* _Goal_:
Restate the whole listing word for word. Pictures are left out.

((

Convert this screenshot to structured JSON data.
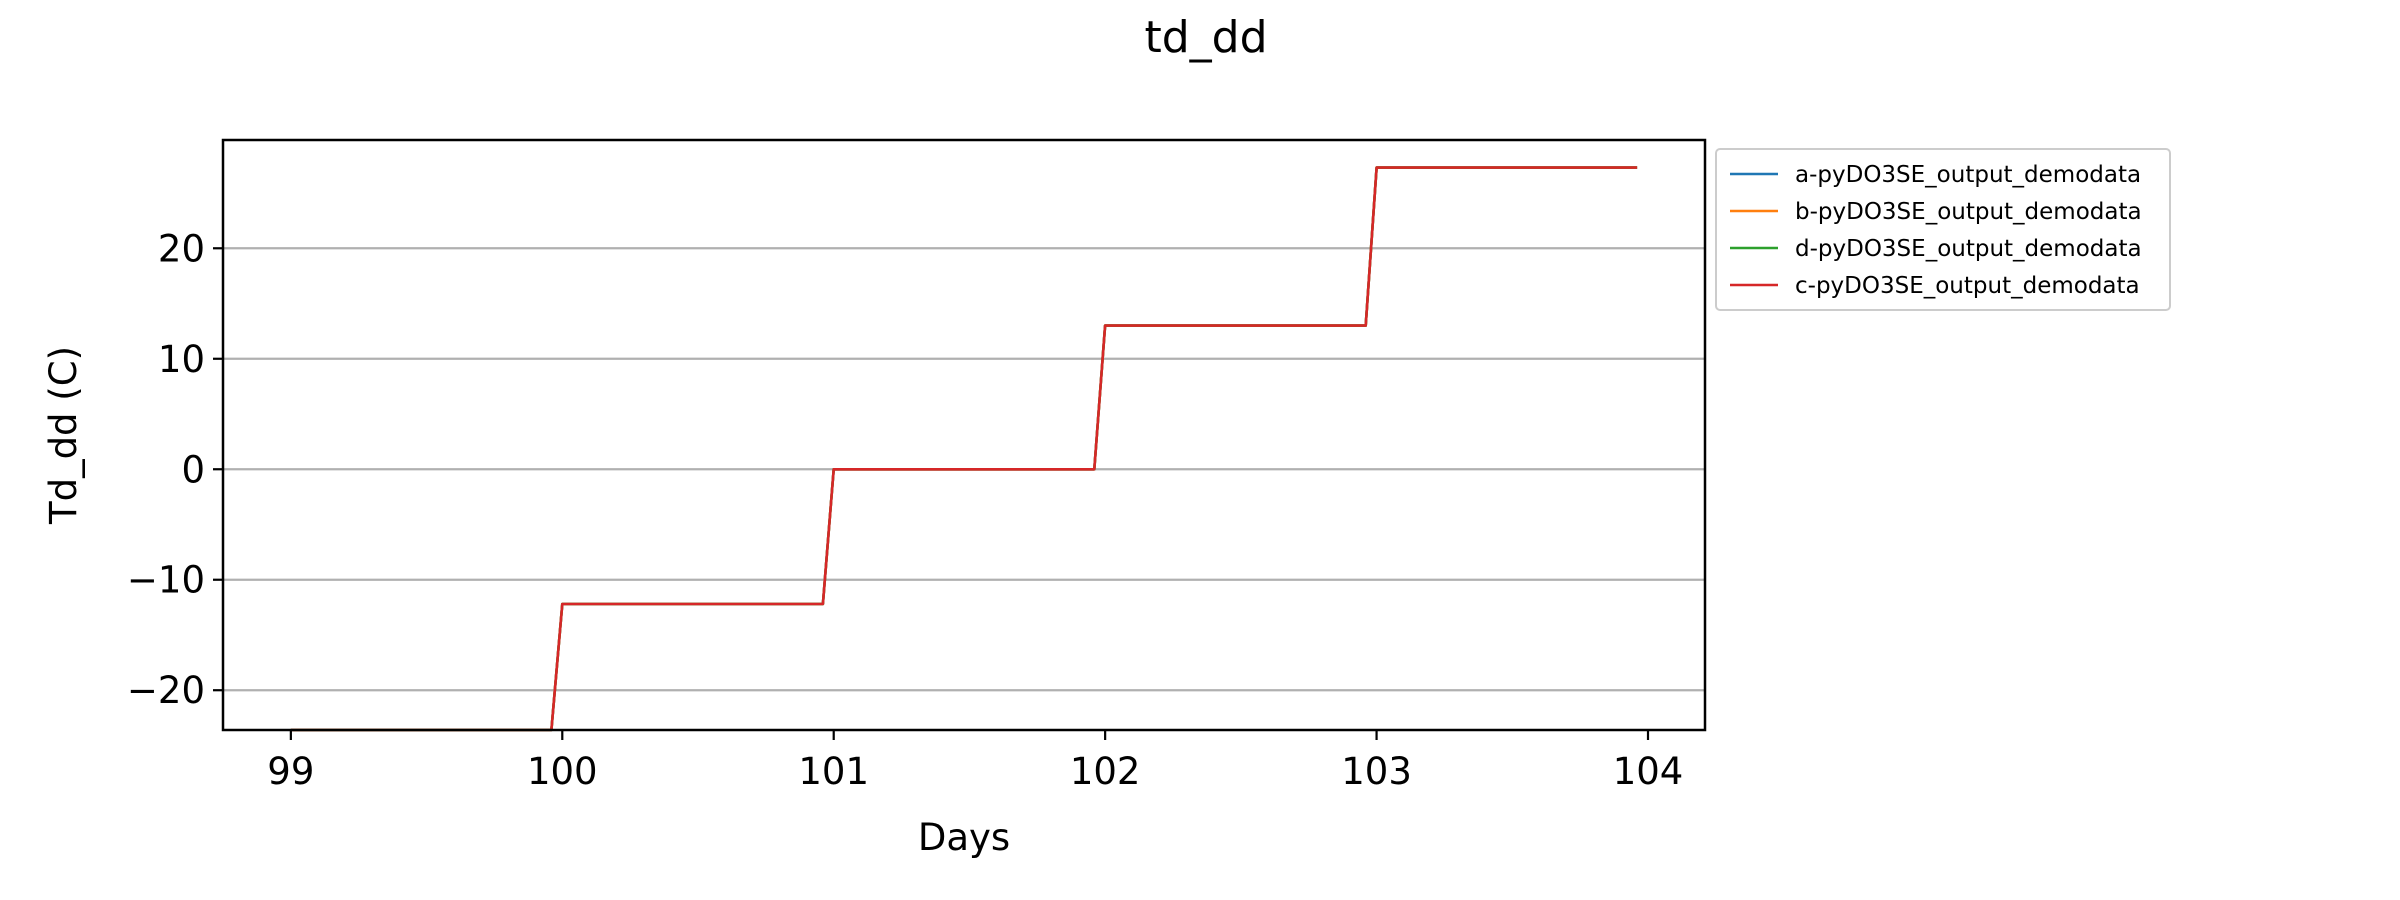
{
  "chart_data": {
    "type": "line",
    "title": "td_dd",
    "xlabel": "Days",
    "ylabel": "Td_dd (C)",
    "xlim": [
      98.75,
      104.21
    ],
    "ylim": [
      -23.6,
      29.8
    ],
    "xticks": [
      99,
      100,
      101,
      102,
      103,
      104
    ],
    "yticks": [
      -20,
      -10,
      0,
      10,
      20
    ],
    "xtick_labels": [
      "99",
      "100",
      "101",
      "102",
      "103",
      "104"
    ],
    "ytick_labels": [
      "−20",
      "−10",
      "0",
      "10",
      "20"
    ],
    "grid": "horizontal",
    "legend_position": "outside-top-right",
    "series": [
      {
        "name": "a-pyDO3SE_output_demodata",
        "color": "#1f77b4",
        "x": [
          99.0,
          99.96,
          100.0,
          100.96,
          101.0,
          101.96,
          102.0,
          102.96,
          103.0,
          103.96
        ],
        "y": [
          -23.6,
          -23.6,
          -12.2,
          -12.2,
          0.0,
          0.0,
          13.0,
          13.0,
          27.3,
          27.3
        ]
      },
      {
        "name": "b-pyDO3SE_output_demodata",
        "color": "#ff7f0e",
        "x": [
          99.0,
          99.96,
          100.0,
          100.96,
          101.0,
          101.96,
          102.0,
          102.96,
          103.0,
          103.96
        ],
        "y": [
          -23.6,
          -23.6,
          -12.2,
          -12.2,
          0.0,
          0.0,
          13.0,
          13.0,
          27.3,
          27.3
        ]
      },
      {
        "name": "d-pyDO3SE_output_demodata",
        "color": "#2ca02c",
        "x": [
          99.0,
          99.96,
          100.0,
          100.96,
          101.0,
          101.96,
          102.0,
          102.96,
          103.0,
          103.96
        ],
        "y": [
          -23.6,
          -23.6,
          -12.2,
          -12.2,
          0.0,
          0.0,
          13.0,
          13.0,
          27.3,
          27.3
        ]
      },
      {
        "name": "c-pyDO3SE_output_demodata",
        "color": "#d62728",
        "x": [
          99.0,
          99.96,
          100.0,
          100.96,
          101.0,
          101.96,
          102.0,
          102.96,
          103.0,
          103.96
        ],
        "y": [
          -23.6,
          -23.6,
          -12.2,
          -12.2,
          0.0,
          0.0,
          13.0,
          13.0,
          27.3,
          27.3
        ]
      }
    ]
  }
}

))

* _In response_:
Convert this screenshot to structured JSON data.
{
  "chart_data": {
    "type": "line",
    "title": "td_dd",
    "xlabel": "Days",
    "ylabel": "Td_dd (C)",
    "xlim": [
      98.75,
      104.21
    ],
    "ylim": [
      -23.6,
      29.8
    ],
    "xticks": [
      99,
      100,
      101,
      102,
      103,
      104
    ],
    "yticks": [
      -20,
      -10,
      0,
      10,
      20
    ],
    "xtick_labels": [
      "99",
      "100",
      "101",
      "102",
      "103",
      "104"
    ],
    "ytick_labels": [
      "−20",
      "−10",
      "0",
      "10",
      "20"
    ],
    "grid": "horizontal",
    "legend_position": "outside-top-right",
    "series": [
      {
        "name": "a-pyDO3SE_output_demodata",
        "color": "#1f77b4",
        "x": [
          99.0,
          99.96,
          100.0,
          100.96,
          101.0,
          101.96,
          102.0,
          102.96,
          103.0,
          103.96
        ],
        "y": [
          -23.6,
          -23.6,
          -12.2,
          -12.2,
          0.0,
          0.0,
          13.0,
          13.0,
          27.3,
          27.3
        ]
      },
      {
        "name": "b-pyDO3SE_output_demodata",
        "color": "#ff7f0e",
        "x": [
          99.0,
          99.96,
          100.0,
          100.96,
          101.0,
          101.96,
          102.0,
          102.96,
          103.0,
          103.96
        ],
        "y": [
          -23.6,
          -23.6,
          -12.2,
          -12.2,
          0.0,
          0.0,
          13.0,
          13.0,
          27.3,
          27.3
        ]
      },
      {
        "name": "d-pyDO3SE_output_demodata",
        "color": "#2ca02c",
        "x": [
          99.0,
          99.96,
          100.0,
          100.96,
          101.0,
          101.96,
          102.0,
          102.96,
          103.0,
          103.96
        ],
        "y": [
          -23.6,
          -23.6,
          -12.2,
          -12.2,
          0.0,
          0.0,
          13.0,
          13.0,
          27.3,
          27.3
        ]
      },
      {
        "name": "c-pyDO3SE_output_demodata",
        "color": "#d62728",
        "x": [
          99.0,
          99.96,
          100.0,
          100.96,
          101.0,
          101.96,
          102.0,
          102.96,
          103.0,
          103.96
        ],
        "y": [
          -23.6,
          -23.6,
          -12.2,
          -12.2,
          0.0,
          0.0,
          13.0,
          13.0,
          27.3,
          27.3
        ]
      }
    ]
  }
}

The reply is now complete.